- DATASET ENTRIES:
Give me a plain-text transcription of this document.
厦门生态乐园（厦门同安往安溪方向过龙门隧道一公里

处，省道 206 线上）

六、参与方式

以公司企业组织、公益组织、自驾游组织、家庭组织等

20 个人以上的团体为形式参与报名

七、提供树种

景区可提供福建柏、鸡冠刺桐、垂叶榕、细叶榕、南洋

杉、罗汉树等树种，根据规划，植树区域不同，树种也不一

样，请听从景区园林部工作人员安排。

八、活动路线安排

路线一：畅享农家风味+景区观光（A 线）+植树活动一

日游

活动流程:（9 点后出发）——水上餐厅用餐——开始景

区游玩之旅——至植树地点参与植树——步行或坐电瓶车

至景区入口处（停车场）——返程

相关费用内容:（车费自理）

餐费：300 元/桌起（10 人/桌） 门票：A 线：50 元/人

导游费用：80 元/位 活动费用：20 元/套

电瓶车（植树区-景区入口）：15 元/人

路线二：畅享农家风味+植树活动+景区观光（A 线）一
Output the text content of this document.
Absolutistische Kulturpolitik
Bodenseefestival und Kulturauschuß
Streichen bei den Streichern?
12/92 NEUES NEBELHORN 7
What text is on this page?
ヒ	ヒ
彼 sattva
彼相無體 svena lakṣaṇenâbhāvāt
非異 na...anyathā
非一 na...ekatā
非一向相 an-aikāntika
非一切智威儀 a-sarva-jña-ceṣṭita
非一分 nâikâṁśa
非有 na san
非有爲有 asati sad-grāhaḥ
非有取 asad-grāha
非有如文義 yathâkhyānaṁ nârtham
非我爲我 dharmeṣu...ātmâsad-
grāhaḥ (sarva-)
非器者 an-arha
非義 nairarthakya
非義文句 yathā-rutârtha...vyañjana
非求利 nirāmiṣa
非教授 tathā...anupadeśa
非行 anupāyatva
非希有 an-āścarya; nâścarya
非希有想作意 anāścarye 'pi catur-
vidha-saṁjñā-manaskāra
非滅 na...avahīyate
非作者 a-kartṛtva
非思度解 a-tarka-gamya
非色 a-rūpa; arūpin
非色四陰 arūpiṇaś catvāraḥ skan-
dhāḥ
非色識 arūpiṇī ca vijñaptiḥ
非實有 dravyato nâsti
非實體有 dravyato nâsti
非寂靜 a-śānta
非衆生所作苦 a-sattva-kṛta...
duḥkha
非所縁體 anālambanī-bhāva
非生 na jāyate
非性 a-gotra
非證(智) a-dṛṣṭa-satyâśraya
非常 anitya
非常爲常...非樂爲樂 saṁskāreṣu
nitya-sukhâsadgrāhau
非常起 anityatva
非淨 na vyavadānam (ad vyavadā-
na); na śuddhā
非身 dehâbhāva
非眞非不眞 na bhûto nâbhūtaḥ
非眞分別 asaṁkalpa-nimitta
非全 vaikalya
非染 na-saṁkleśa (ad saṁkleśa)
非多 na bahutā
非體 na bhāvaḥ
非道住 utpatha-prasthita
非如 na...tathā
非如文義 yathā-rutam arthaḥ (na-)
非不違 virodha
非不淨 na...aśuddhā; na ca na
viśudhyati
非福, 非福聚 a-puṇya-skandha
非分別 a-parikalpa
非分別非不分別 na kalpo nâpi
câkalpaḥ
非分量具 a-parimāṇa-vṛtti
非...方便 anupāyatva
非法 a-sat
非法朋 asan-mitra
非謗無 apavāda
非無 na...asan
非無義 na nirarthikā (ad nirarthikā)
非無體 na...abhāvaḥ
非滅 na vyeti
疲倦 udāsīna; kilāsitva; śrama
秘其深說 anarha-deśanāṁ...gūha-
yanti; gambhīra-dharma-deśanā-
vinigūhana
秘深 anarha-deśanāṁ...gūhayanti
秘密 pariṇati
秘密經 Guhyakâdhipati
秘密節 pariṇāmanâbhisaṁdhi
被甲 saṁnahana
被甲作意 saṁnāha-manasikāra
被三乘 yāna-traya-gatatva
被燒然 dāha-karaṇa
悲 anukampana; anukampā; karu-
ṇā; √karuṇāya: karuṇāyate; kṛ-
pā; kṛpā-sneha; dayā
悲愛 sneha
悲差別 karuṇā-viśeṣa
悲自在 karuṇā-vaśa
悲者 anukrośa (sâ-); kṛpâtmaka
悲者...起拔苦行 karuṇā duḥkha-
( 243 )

- TASK INSTRUCTIONS: Transcribe all the entries, keeping each one exactly as it is.

- EXERCISE SOLUTION:
Give me a plain-text transcription of this document.
厦门生态乐园（厦门同安往安溪方向过龙门隧道一公里

处，省道 206 线上）

六、参与方式

以公司企业组织、公益组织、自驾游组织、家庭组织等

20 个人以上的团体为形式参与报名

七、提供树种

景区可提供福建柏、鸡冠刺桐、垂叶榕、细叶榕、南洋

杉、罗汉树等树种，根据规划，植树区域不同，树种也不一

样，请听从景区园林部工作人员安排。

八、活动路线安排

路线一：畅享农家风味+景区观光（A 线）+植树活动一

日游

活动流程:（9 点后出发）——水上餐厅用餐——开始景

区游玩之旅——至植树地点参与植树——步行或坐电瓶车

至景区入口处（停车场）——返程

相关费用内容:（车费自理）

餐费：300 元/桌起（10 人/桌） 门票：A 线：50 元/人

导游费用：80 元/位 活动费用：20 元/套

电瓶车（植树区-景区入口）：15 元/人

路线二：畅享农家风味+植树活动+景区观光（A 线）一
Output the text content of this document.
Absolutistische Kulturpolitik
Bodenseefestival und Kulturauschuß
Streichen bei den Streichern?
12/92 NEUES NEBELHORN 7
What text is on this page?
ヒ	ヒ
彼 sattva
彼相無體 svena lakṣaṇenâbhāvāt
非異 na...anyathā
非一 na...ekatā
非一向相 an-aikāntika
非一切智威儀 a-sarva-jña-ceṣṭita
非一分 nâikâṁśa
非有 na san
非有爲有 asati sad-grāhaḥ
非有取 asad-grāha
非有如文義 yathâkhyānaṁ nârtham
非我爲我 dharmeṣu...ātmâsad-
grāhaḥ (sarva-)
非器者 an-arha
非義 nairarthakya
非義文句 yathā-rutârtha...vyañjana
非求利 nirāmiṣa
非教授 tathā...anupadeśa
非行 anupāyatva
非希有 an-āścarya; nâścarya
非希有想作意 anāścarye 'pi catur-
vidha-saṁjñā-manaskāra
非滅 na...avahīyate
非作者 a-kartṛtva
非思度解 a-tarka-gamya
非色 a-rūpa; arūpin
非色四陰 arūpiṇaś catvāraḥ skan-
dhāḥ
非色識 arūpiṇī ca vijñaptiḥ
非實有 dravyato nâsti
非實體有 dravyato nâsti
非寂靜 a-śānta
非衆生所作苦 a-sattva-kṛta...
duḥkha
非所縁體 anālambanī-bhāva
非生 na jāyate
非性 a-gotra
非證(智) a-dṛṣṭa-satyâśraya
非常 anitya
非常爲常...非樂爲樂 saṁskāreṣu
nitya-sukhâsadgrāhau
非常起 anityatva
非淨 na vyavadānam (ad vyavadā-
na); na śuddhā
非身 dehâbhāva
非眞非不眞 na bhûto nâbhūtaḥ
非眞分別 asaṁkalpa-nimitta
非全 vaikalya
非染 na-saṁkleśa (ad saṁkleśa)
非多 na bahutā
非體 na bhāvaḥ
非道住 utpatha-prasthita
非如 na...tathā
非如文義 yathā-rutam arthaḥ (na-)
非不違 virodha
非不淨 na...aśuddhā; na ca na
viśudhyati
非福, 非福聚 a-puṇya-skandha
非分別 a-parikalpa
非分別非不分別 na kalpo nâpi
câkalpaḥ
非分量具 a-parimāṇa-vṛtti
非...方便 anupāyatva
非法 a-sat
非法朋 asan-mitra
非謗無 apavāda
非無 na...asan
非無義 na nirarthikā (ad nirarthikā)
非無體 na...abhāvaḥ
非滅 na vyeti
疲倦 udāsīna; kilāsitva; śrama
秘其深說 anarha-deśanāṁ...gūha-
yanti; gambhīra-dharma-deśanā-
vinigūhana
秘深 anarha-deśanāṁ...gūhayanti
秘密 pariṇati
秘密經 Guhyakâdhipati
秘密節 pariṇāmanâbhisaṁdhi
被甲 saṁnahana
被甲作意 saṁnāha-manasikāra
被三乘 yāna-traya-gatatva
被燒然 dāha-karaṇa
悲 anukampana; anukampā; karu-
ṇā; √karuṇāya: karuṇāyate; kṛ-
pā; kṛpā-sneha; dayā
悲愛 sneha
悲差別 karuṇā-viśeṣa
悲自在 karuṇā-vaśa
悲者 anukrośa (sâ-); kṛpâtmaka
悲者...起拔苦行 karuṇā duḥkha-
( 243 )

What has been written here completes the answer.